---- Given records

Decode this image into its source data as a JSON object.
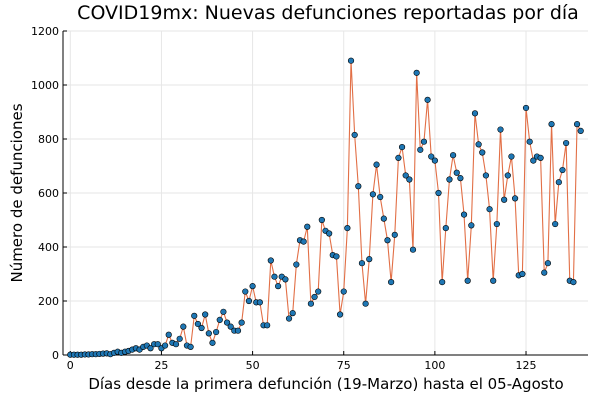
{
  "chart_data": {
    "type": "scatter",
    "title": "COVID19mx: Nuevas defunciones reportadas por día",
    "xlabel": "Días desde la primera defunción (19-Marzo) hasta el 05-Agosto",
    "ylabel": "Número de defunciones",
    "xlim": [
      -2,
      142
    ],
    "ylim": [
      0,
      1200
    ],
    "x_ticks": [
      0,
      25,
      50,
      75,
      100,
      125
    ],
    "y_ticks": [
      0,
      200,
      400,
      600,
      800,
      1000,
      1200
    ],
    "grid": true,
    "legend": "none",
    "line_color": "#e26f46",
    "marker_color": "#1f77b4",
    "series": [
      {
        "x": [
          0,
          1,
          2,
          3,
          4,
          5,
          6,
          7,
          8,
          9,
          10,
          11,
          12,
          13,
          14,
          15,
          16,
          17,
          18,
          19,
          20,
          21,
          22,
          23,
          24,
          25,
          26,
          27,
          28,
          29,
          30,
          31,
          32,
          33,
          34,
          35,
          36,
          37,
          38,
          39,
          40,
          41,
          42,
          43,
          44,
          45,
          46,
          47,
          48,
          49,
          50,
          51,
          52,
          53,
          54,
          55,
          56,
          57,
          58,
          59,
          60,
          61,
          62,
          63,
          64,
          65,
          66,
          67,
          68,
          69,
          70,
          71,
          72,
          73,
          74,
          75,
          76,
          77,
          78,
          79,
          80,
          81,
          82,
          83,
          84,
          85,
          86,
          87,
          88,
          89,
          90,
          91,
          92,
          93,
          94,
          95,
          96,
          97,
          98,
          99,
          100,
          101,
          102,
          103,
          104,
          105,
          106,
          107,
          108,
          109,
          110,
          111,
          112,
          113,
          114,
          115,
          116,
          117,
          118,
          119,
          120,
          121,
          122,
          123,
          124,
          125,
          126,
          127,
          128,
          129,
          130,
          131,
          132,
          133,
          134,
          135,
          136,
          137,
          138,
          139,
          140
        ],
        "y": [
          1,
          1,
          1,
          1,
          2,
          2,
          3,
          3,
          4,
          5,
          6,
          3,
          8,
          12,
          8,
          12,
          15,
          20,
          25,
          20,
          30,
          35,
          25,
          40,
          40,
          25,
          35,
          75,
          45,
          40,
          60,
          105,
          35,
          30,
          145,
          115,
          100,
          150,
          80,
          45,
          85,
          130,
          160,
          120,
          105,
          90,
          90,
          120,
          235,
          200,
          255,
          195,
          195,
          110,
          110,
          350,
          290,
          255,
          290,
          280,
          135,
          155,
          335,
          425,
          420,
          475,
          190,
          215,
          235,
          500,
          460,
          450,
          370,
          365,
          150,
          235,
          470,
          1090,
          815,
          625,
          340,
          190,
          355,
          595,
          705,
          585,
          505,
          425,
          270,
          445,
          730,
          770,
          665,
          650,
          390,
          1045,
          760,
          790,
          945,
          735,
          720,
          600,
          270,
          470,
          650,
          740,
          675,
          655,
          520,
          275,
          480,
          895,
          780,
          750,
          665,
          540,
          275,
          485,
          835,
          575,
          665,
          735,
          580,
          295,
          300,
          915,
          790,
          720,
          735,
          730,
          305,
          340,
          855,
          485,
          640,
          685,
          785,
          275,
          270,
          855,
          830
        ]
      }
    ]
  }
}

--------

**Exercise description:**
Pull every line containing "defunciones" from the material above.

**Answer to the problem:**
    "title": "COVID19mx: Nuevas defunciones reportadas por día",
    "ylabel": "Número de defunciones",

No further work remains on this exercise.